Copy the material below line for line without changing anything, and leave out the pictures.

• _RECORDS FOR THIS EXERCISE_:
···
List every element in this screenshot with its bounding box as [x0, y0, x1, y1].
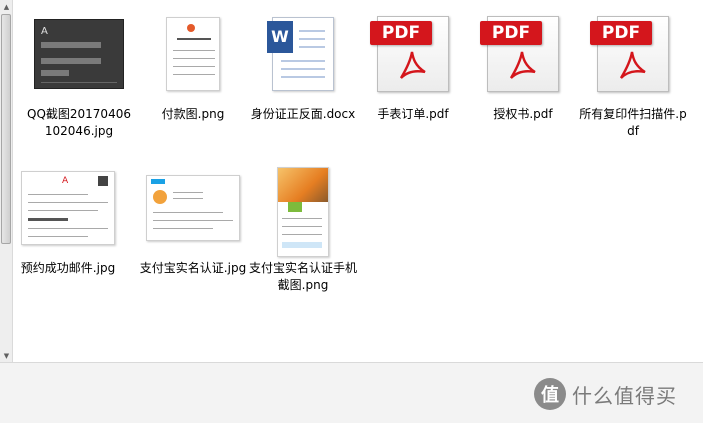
- image-thumbnail: [138, 168, 248, 248]
- scrollbar-thumb[interactable]: [1, 14, 11, 244]
- pdf-banner: PDF: [370, 21, 432, 45]
- pdf-banner: PDF: [590, 21, 652, 45]
- scroll-down-arrow-icon[interactable]: ▼: [0, 349, 13, 362]
- image-thumbnail: [138, 14, 248, 94]
- file-name: 预约成功邮件.jpg: [20, 261, 116, 275]
- acrobat-logo-icon: [509, 51, 536, 79]
- scroll-up-arrow-icon[interactable]: ▲: [0, 0, 13, 13]
- file-name: 授权书.pdf: [493, 107, 553, 121]
- file-name: 支付宝实名认证.jpg: [139, 261, 247, 275]
- acrobat-logo-icon: [619, 51, 646, 79]
- file-name: 身份证正反面.docx: [250, 107, 356, 121]
- word-badge: W: [267, 21, 293, 53]
- file-name: 所有复印件扫描件.pdf: [579, 107, 687, 138]
- file-name: 付款图.png: [161, 107, 225, 121]
- watermark-logo-icon: 值: [534, 378, 566, 410]
- watermark: 值 什么值得买: [534, 377, 677, 411]
- file-name: 支付宝实名认证手机截图.png: [248, 261, 357, 292]
- image-thumbnail: A: [24, 14, 134, 94]
- word-document-icon: W: [248, 14, 358, 94]
- pdf-banner: PDF: [480, 21, 542, 45]
- file-name: QQ截图20170406102046.jpg: [27, 107, 131, 138]
- pdf-icon: PDF: [578, 14, 688, 94]
- vertical-scrollbar[interactable]: ▲ ▼: [0, 0, 13, 362]
- file-list-pane: A QQ截图20170406102046.jpg 付款图.png W 身份证正反…: [13, 0, 703, 362]
- watermark-text: 什么值得买: [572, 383, 677, 408]
- acrobat-logo-icon: [399, 51, 426, 79]
- pdf-icon: PDF: [358, 14, 468, 94]
- image-thumbnail: [248, 167, 358, 257]
- pdf-icon: PDF: [468, 14, 578, 94]
- file-name: 手表订单.pdf: [377, 107, 449, 121]
- image-thumbnail: A: [13, 168, 123, 248]
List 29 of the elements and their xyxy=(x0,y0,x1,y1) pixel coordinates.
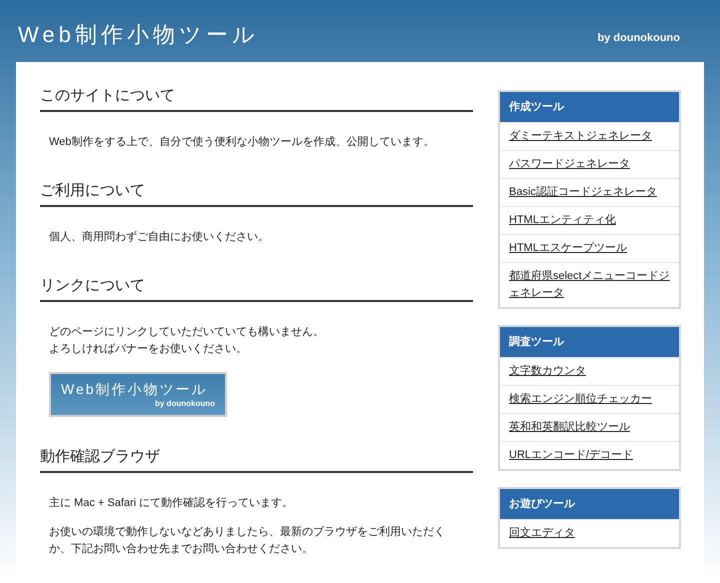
tool-link[interactable]: 検索エンジン順位チェッカー xyxy=(509,391,652,408)
section-heading: このサイトについて xyxy=(40,86,473,112)
tool-link[interactable]: 英和和英翻訳比較ツール xyxy=(509,419,630,436)
section-heading: リンクについて xyxy=(40,276,473,302)
tool-link[interactable]: ダミーテキストジェネレータ xyxy=(509,128,652,145)
paragraph: どのページにリンクしていただいていても構いません。 xyxy=(49,325,325,340)
banner[interactable]: Web制作小物ツール by dounokouno xyxy=(49,372,227,417)
paragraph: よろしければバナーをお使いください。 xyxy=(49,342,248,357)
paragraph: お使いの環境で動作しないなどありましたら、最新のブラウザをご利用いただくか、下記お問い合わせ先までお問い合わせください。 xyxy=(49,524,446,557)
section-heading: 動作確認ブラウザ xyxy=(40,447,473,473)
site-byline: by dounokouno xyxy=(598,30,680,46)
tool-link[interactable]: 都道府県selectメニューコードジェネレータ xyxy=(509,268,670,302)
tool-link[interactable]: HTMLエンティティ化 xyxy=(509,212,616,229)
site-title: Web制作小物ツール xyxy=(18,24,259,46)
panel-title: お遊びツール xyxy=(500,489,679,519)
paragraph: 主に Mac + Safari にて動作確認を行っています。 xyxy=(49,496,294,511)
panel-title: 作成ツール xyxy=(500,92,679,122)
tool-link[interactable]: 回文エディタ xyxy=(509,525,575,542)
banner-title: Web制作小物ツール xyxy=(61,380,209,398)
paragraph: 個人、商用問わずご自由にお使いください。 xyxy=(49,230,270,245)
tool-link[interactable]: 文字数カウンタ xyxy=(509,363,586,380)
tool-link[interactable]: URLエンコード/デコード xyxy=(509,447,634,464)
banner-byline: by dounokouno xyxy=(155,398,215,410)
tool-link[interactable]: Basic認証コードジェネレータ xyxy=(509,184,657,201)
section-heading: ご利用について xyxy=(40,181,473,207)
tool-link[interactable]: HTMLエスケープツール xyxy=(509,240,627,257)
tool-link[interactable]: パスワードジェネレータ xyxy=(509,156,630,173)
panel-title: 調査ツール xyxy=(500,327,679,357)
paragraph: Web制作をする上で、自分で使う便利な小物ツールを作成、公開しています。 xyxy=(49,135,436,150)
···
• _RESPONSE BELOW_:
List every element in this screenshot with its bounding box as [x0, y0, x1, y1].
- image-thumbnail: [138, 168, 248, 248]
- scrollbar-thumb[interactable]: [1, 14, 11, 244]
- pdf-banner: PDF: [370, 21, 432, 45]
- pdf-banner: PDF: [590, 21, 652, 45]
- scroll-down-arrow-icon[interactable]: ▼: [0, 349, 13, 362]
- image-thumbnail: [138, 14, 248, 94]
- file-name: 预约成功邮件.jpg: [20, 261, 116, 275]
- acrobat-logo-icon: [509, 51, 536, 79]
- scroll-up-arrow-icon[interactable]: ▲: [0, 0, 13, 13]
- file-name: 授权书.pdf: [493, 107, 553, 121]
- file-name: 支付宝实名认证.jpg: [139, 261, 247, 275]
- acrobat-logo-icon: [619, 51, 646, 79]
- file-name: 身份证正反面.docx: [250, 107, 356, 121]
- word-badge: W: [267, 21, 293, 53]
- file-name: 所有复印件扫描件.pdf: [579, 107, 687, 138]
- file-name: 付款图.png: [161, 107, 225, 121]
- watermark-logo-icon: 值: [534, 378, 566, 410]
- watermark: 值 什么值得买: [534, 377, 677, 411]
- file-name: 支付宝实名认证手机截图.png: [248, 261, 357, 292]
- image-thumbnail: A: [24, 14, 134, 94]
- word-document-icon: W: [248, 14, 358, 94]
- pdf-banner: PDF: [480, 21, 542, 45]
- file-name: QQ截图20170406102046.jpg: [27, 107, 131, 138]
- pdf-icon: PDF: [578, 14, 688, 94]
- vertical-scrollbar[interactable]: ▲ ▼: [0, 0, 13, 362]
- file-list-pane: A QQ截图20170406102046.jpg 付款图.png W 身份证正反…: [13, 0, 703, 362]
- watermark-text: 什么值得买: [572, 383, 677, 408]
- acrobat-logo-icon: [399, 51, 426, 79]
- pdf-icon: PDF: [358, 14, 468, 94]
- image-thumbnail: [248, 167, 358, 257]
- pdf-icon: PDF: [468, 14, 578, 94]
- file-name: 手表订单.pdf: [377, 107, 449, 121]
- image-thumbnail: A: [13, 168, 123, 248]
List 29 of the elements and their xyxy=(x0,y0,x1,y1) pixel coordinates.
tool-link[interactable]: 検索エンジン順位チェッカー xyxy=(509,391,652,408)
section-heading: このサイトについて xyxy=(40,86,473,112)
tool-link[interactable]: 英和和英翻訳比較ツール xyxy=(509,419,630,436)
section-heading: リンクについて xyxy=(40,276,473,302)
tool-link[interactable]: ダミーテキストジェネレータ xyxy=(509,128,652,145)
paragraph: どのページにリンクしていただいていても構いません。 xyxy=(49,325,325,340)
banner[interactable]: Web制作小物ツール by dounokouno xyxy=(49,372,227,417)
paragraph: よろしければバナーをお使いください。 xyxy=(49,342,248,357)
paragraph: お使いの環境で動作しないなどありましたら、最新のブラウザをご利用いただくか、下記お問い合わせ先までお問い合わせください。 xyxy=(49,524,446,557)
section-heading: 動作確認ブラウザ xyxy=(40,447,473,473)
site-byline: by dounokouno xyxy=(598,30,680,46)
tool-link[interactable]: 都道府県selectメニューコードジェネレータ xyxy=(509,268,670,302)
tool-link[interactable]: HTMLエンティティ化 xyxy=(509,212,616,229)
site-title: Web制作小物ツール xyxy=(18,24,259,46)
panel-title: お遊びツール xyxy=(500,489,679,519)
paragraph: 主に Mac + Safari にて動作確認を行っています。 xyxy=(49,496,294,511)
panel-title: 作成ツール xyxy=(500,92,679,122)
tool-link[interactable]: 回文エディタ xyxy=(509,525,575,542)
banner-title: Web制作小物ツール xyxy=(61,380,209,398)
paragraph: 個人、商用問わずご自由にお使いください。 xyxy=(49,230,270,245)
tool-link[interactable]: 文字数カウンタ xyxy=(509,363,586,380)
tool-link[interactable]: URLエンコード/デコード xyxy=(509,447,634,464)
banner-byline: by dounokouno xyxy=(155,398,215,410)
tool-link[interactable]: Basic認証コードジェネレータ xyxy=(509,184,657,201)
section-heading: ご利用について xyxy=(40,181,473,207)
tool-link[interactable]: HTMLエスケープツール xyxy=(509,240,627,257)
tool-link[interactable]: パスワードジェネレータ xyxy=(509,156,630,173)
panel-title: 調査ツール xyxy=(500,327,679,357)
paragraph: Web制作をする上で、自分で使う便利な小物ツールを作成、公開しています。 xyxy=(49,135,436,150)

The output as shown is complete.